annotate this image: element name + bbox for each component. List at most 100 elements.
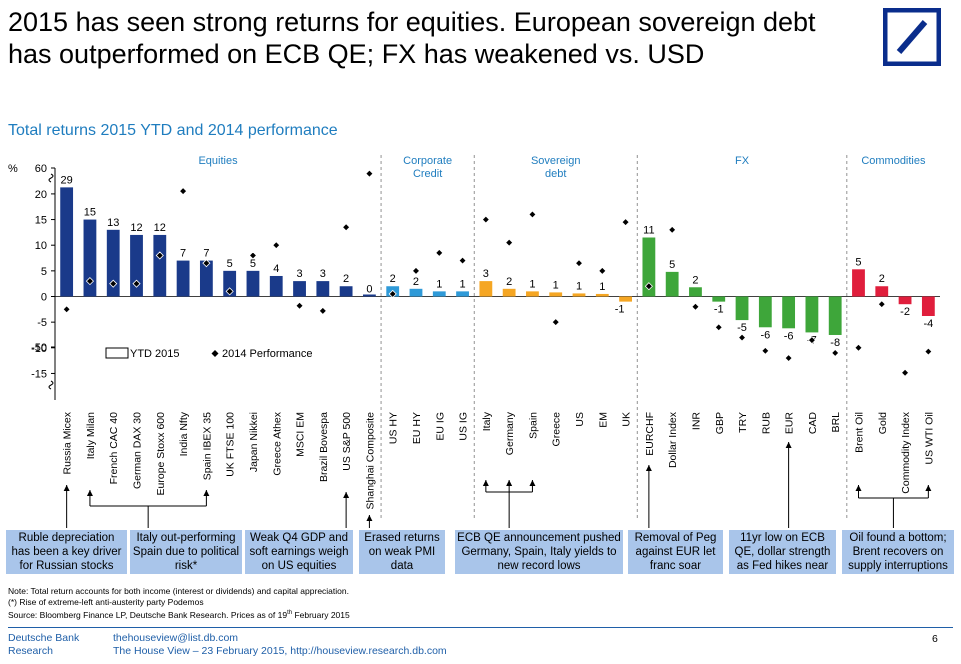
value-label-italy: 3 bbox=[483, 268, 489, 280]
perf-2014-europe-stoxx-600 bbox=[155, 251, 164, 260]
callout-eur-low: 11yr low on ECB QE, dollar strength as F… bbox=[729, 530, 836, 574]
value-label-brent-oil: 5 bbox=[855, 256, 861, 268]
callout-arrowhead bbox=[506, 480, 513, 486]
category-india-nfty: India Nfty bbox=[178, 411, 190, 456]
perf-2014-brent-oil bbox=[854, 343, 863, 352]
perf-2014-greece bbox=[551, 318, 560, 327]
category-us-hy: US HY bbox=[388, 412, 400, 444]
category-us: US bbox=[574, 412, 586, 427]
category-eurchf: EURCHF bbox=[644, 412, 656, 456]
perf-2014-french-cac-40 bbox=[109, 279, 118, 288]
callout-arrowhead bbox=[785, 442, 792, 448]
perf-2014-us-wti-oil bbox=[924, 347, 933, 356]
value-label-msci-em: 3 bbox=[296, 268, 302, 280]
callout-ruble: Ruble depreciation has been a key driver… bbox=[6, 530, 127, 574]
note-total-return: Note: Total return accounts for both inc… bbox=[8, 586, 349, 596]
notes: Note: Total return accounts for both inc… bbox=[8, 586, 350, 621]
callout-us-gdp: Weak Q4 GDP and soft earnings weigh on U… bbox=[245, 530, 353, 574]
perf-2014-german-dax-30 bbox=[132, 279, 141, 288]
bar-russia-micex bbox=[60, 187, 74, 297]
value-label-greece-athex: 4 bbox=[273, 263, 279, 275]
callout-oil: Oil found a bottom; Brent recovers on su… bbox=[842, 530, 954, 574]
value-label-spain-ibex-35: 7 bbox=[203, 248, 209, 260]
source-text: Source: Bloomberg Finance LP, Deutsche B… bbox=[8, 609, 288, 620]
perf-2014-greece-athex bbox=[272, 241, 281, 250]
group-header-fx: FX bbox=[735, 155, 750, 167]
bar-eu-hy bbox=[409, 288, 423, 297]
bar-eur bbox=[782, 296, 796, 329]
bar-greece bbox=[549, 292, 563, 297]
perf-2014-us-s-p-500 bbox=[342, 223, 351, 232]
value-label-us-hy: 2 bbox=[390, 273, 396, 285]
category-us-ig: US IG bbox=[458, 412, 470, 441]
y-tick-label: 5 bbox=[41, 266, 47, 278]
callout-arrowhead bbox=[529, 480, 536, 486]
y-tick-label: 15 bbox=[35, 215, 47, 227]
perf-2014-brl bbox=[831, 348, 840, 357]
perf-2014-msci-em bbox=[295, 301, 304, 310]
value-label-us-wti-oil: -4 bbox=[923, 318, 933, 330]
callout-arrowhead bbox=[203, 490, 210, 496]
value-label-uk: -1 bbox=[615, 304, 625, 316]
perf-2014-gbp bbox=[714, 323, 723, 332]
bar-uk-ftse-100 bbox=[223, 270, 237, 297]
value-label-europe-stoxx-600: 12 bbox=[154, 222, 166, 234]
value-label-eurchf: 11 bbox=[643, 225, 654, 237]
perf-2014-uk bbox=[621, 218, 630, 227]
category-italy: Italy bbox=[481, 411, 493, 431]
callout-arrowhead bbox=[343, 492, 350, 498]
value-label-inr: 2 bbox=[692, 274, 698, 286]
page-number: 6 bbox=[932, 633, 938, 645]
y-tick-label: -5 bbox=[37, 317, 47, 329]
value-label-gbp: -1 bbox=[714, 304, 724, 316]
value-label-us: 1 bbox=[576, 280, 582, 292]
category-german-dax-30: German DAX 30 bbox=[132, 412, 144, 489]
value-label-spain: 1 bbox=[529, 278, 535, 290]
bar-eurchf bbox=[642, 237, 656, 297]
bar-eu-ig bbox=[432, 291, 446, 297]
category-greece: Greece bbox=[551, 412, 563, 447]
bar-gbp bbox=[712, 296, 726, 302]
category-brazil-bovespa: Brazil Bovespa bbox=[318, 412, 330, 482]
perf-2014-eu-ig bbox=[435, 248, 444, 257]
bar-brazil-bovespa bbox=[316, 281, 330, 297]
category-greece-athex: Greece Athex bbox=[271, 411, 283, 475]
bar-us bbox=[572, 293, 586, 297]
value-label-rub: -6 bbox=[760, 329, 770, 341]
y-tick-label: -10 bbox=[31, 343, 47, 355]
footer-email-link[interactable]: thehouseview@list.db.com bbox=[113, 632, 239, 644]
bar-spain-ibex-35 bbox=[199, 260, 213, 297]
value-label-eu-ig: 1 bbox=[436, 278, 442, 290]
value-label-eu-hy: 2 bbox=[413, 276, 419, 288]
bar-us-wti-oil bbox=[921, 296, 935, 316]
callout-arrowhead bbox=[855, 485, 862, 491]
perf-2014-eu-hy bbox=[411, 266, 421, 275]
category-gold: Gold bbox=[877, 412, 889, 434]
callout-arrowhead bbox=[86, 490, 93, 496]
group-header-equities: Equities bbox=[198, 155, 238, 167]
bar-uk bbox=[619, 296, 632, 302]
footer-publication-line[interactable]: The House View – 23 February 2015, http:… bbox=[113, 645, 447, 657]
perf-2014-germany bbox=[505, 238, 514, 247]
bar-try bbox=[735, 296, 749, 321]
bar-french-cac-40 bbox=[106, 229, 120, 297]
value-label-shanghai-composite: 0 bbox=[366, 284, 372, 296]
perf-2014-inr bbox=[691, 302, 700, 311]
category-inr: INR bbox=[690, 412, 702, 431]
note-podemos: (*) Rise of extreme-left anti-austerity … bbox=[8, 597, 204, 607]
category-commodity-index: Commodity Index bbox=[900, 411, 912, 493]
footer-brand: Deutsche Bank Research bbox=[8, 632, 79, 658]
bar-italy-milan bbox=[83, 219, 97, 297]
group-header-sovereign-debt: Sovereign debt bbox=[531, 155, 581, 180]
legend-perf-label: 2014 Performance bbox=[222, 348, 313, 360]
perf-2014-us-hy bbox=[388, 289, 397, 299]
category-em: EM bbox=[597, 412, 609, 428]
bar-german-dax-30 bbox=[130, 234, 143, 297]
bar-us-ig bbox=[456, 291, 469, 297]
category-uk: UK bbox=[621, 412, 633, 427]
y-axis-unit-label: % bbox=[8, 163, 18, 175]
category-us-s-p-500: US S&P 500 bbox=[341, 412, 353, 471]
value-label-us-ig: 1 bbox=[460, 278, 466, 290]
chart-subtitle: Total returns 2015 YTD and 2014 performa… bbox=[8, 122, 338, 139]
perf-2014-eur bbox=[784, 353, 793, 363]
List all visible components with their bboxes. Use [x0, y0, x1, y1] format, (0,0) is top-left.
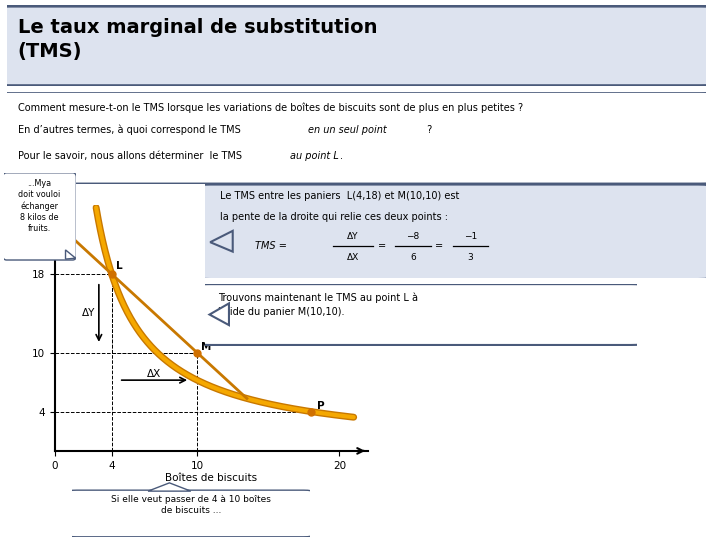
Text: ΔY: ΔY [347, 232, 359, 241]
Text: ΔX: ΔX [148, 369, 161, 379]
Text: =: = [436, 241, 444, 251]
Text: Comment mesure-t-on le TMS lorsque les variations de boîtes de biscuits sont de : Comment mesure-t-on le TMS lorsque les v… [18, 103, 523, 113]
FancyBboxPatch shape [67, 490, 313, 537]
Text: L: L [116, 261, 122, 271]
Polygon shape [66, 250, 76, 259]
FancyBboxPatch shape [197, 284, 644, 345]
Text: la pente de la droite qui relie ces deux points :: la pente de la droite qui relie ces deux… [220, 212, 449, 222]
Text: 6: 6 [410, 253, 415, 262]
Text: 3: 3 [467, 253, 473, 262]
Polygon shape [148, 483, 191, 491]
Text: Pour le savoir, nous allons déterminer  le TMS: Pour le savoir, nous allons déterminer l… [18, 151, 245, 160]
Text: Le TMS entre les paniers  L(4,18) et M(10,10) est: Le TMS entre les paniers L(4,18) et M(10… [220, 191, 459, 201]
Text: en un seul point: en un seul point [307, 125, 386, 135]
Text: M: M [202, 342, 212, 352]
Text: TMS =: TMS = [256, 241, 290, 251]
Text: ?: ? [424, 125, 433, 135]
Text: Le taux marginal de substitution
(TMS): Le taux marginal de substitution (TMS) [18, 18, 377, 60]
FancyBboxPatch shape [3, 173, 76, 260]
FancyBboxPatch shape [0, 6, 720, 85]
X-axis label: Boîtes de biscuits: Boîtes de biscuits [166, 474, 257, 483]
Text: ...Mya
doit vouloi
échanger
8 kilos de
fruits.: ...Mya doit vouloi échanger 8 kilos de f… [19, 179, 60, 233]
Polygon shape [210, 303, 229, 325]
Text: Si elle veut passer de 4 à 10 boîtes
de biscuits ...: Si elle veut passer de 4 à 10 boîtes de … [111, 495, 271, 515]
Text: −8: −8 [406, 232, 420, 241]
Text: Trouvons maintenant le TMS au point L à
l’aide du panier M(10,10).: Trouvons maintenant le TMS au point L à … [218, 293, 418, 316]
Text: ΔX: ΔX [347, 253, 359, 262]
Text: En d’autres termes, à quoi correspond le TMS: En d’autres termes, à quoi correspond le… [18, 125, 243, 136]
Text: P: P [317, 401, 324, 410]
Text: au point L: au point L [290, 151, 339, 160]
Text: −1: −1 [464, 232, 477, 241]
Text: ΔY: ΔY [82, 308, 96, 318]
Text: .: . [341, 151, 343, 160]
FancyBboxPatch shape [0, 92, 720, 184]
FancyBboxPatch shape [195, 185, 713, 279]
Polygon shape [210, 231, 233, 252]
Text: =: = [378, 241, 386, 251]
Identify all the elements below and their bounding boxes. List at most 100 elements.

----

Written instruction: Rewrite the lines from the one holding "Text: ΔY: ΔY [347, 232, 359, 241]" through the one holding "Text: ?: ? [424, 125, 433, 135]", inclusive, changing "Polygon shape" to "Polygon outline" and leaving everything else unchanged.

Answer to this problem:
Text: ΔY: ΔY [347, 232, 359, 241]
Text: ΔX: ΔX [148, 369, 161, 379]
Text: =: = [436, 241, 444, 251]
Text: Comment mesure-t-on le TMS lorsque les variations de boîtes de biscuits sont de : Comment mesure-t-on le TMS lorsque les v… [18, 103, 523, 113]
FancyBboxPatch shape [67, 490, 313, 537]
Text: L: L [116, 261, 122, 271]
Polygon outline [66, 250, 76, 259]
FancyBboxPatch shape [197, 284, 644, 345]
Text: la pente de la droite qui relie ces deux points :: la pente de la droite qui relie ces deux… [220, 212, 449, 222]
Text: 6: 6 [410, 253, 415, 262]
Text: 3: 3 [467, 253, 473, 262]
Polygon outline [148, 483, 191, 491]
Text: Pour le savoir, nous allons déterminer  le TMS: Pour le savoir, nous allons déterminer l… [18, 151, 245, 160]
Text: Le TMS entre les paniers  L(4,18) et M(10,10) est: Le TMS entre les paniers L(4,18) et M(10… [220, 191, 459, 201]
Text: en un seul point: en un seul point [307, 125, 386, 135]
Text: M: M [202, 342, 212, 352]
Text: TMS =: TMS = [256, 241, 290, 251]
Text: ?: ? [424, 125, 433, 135]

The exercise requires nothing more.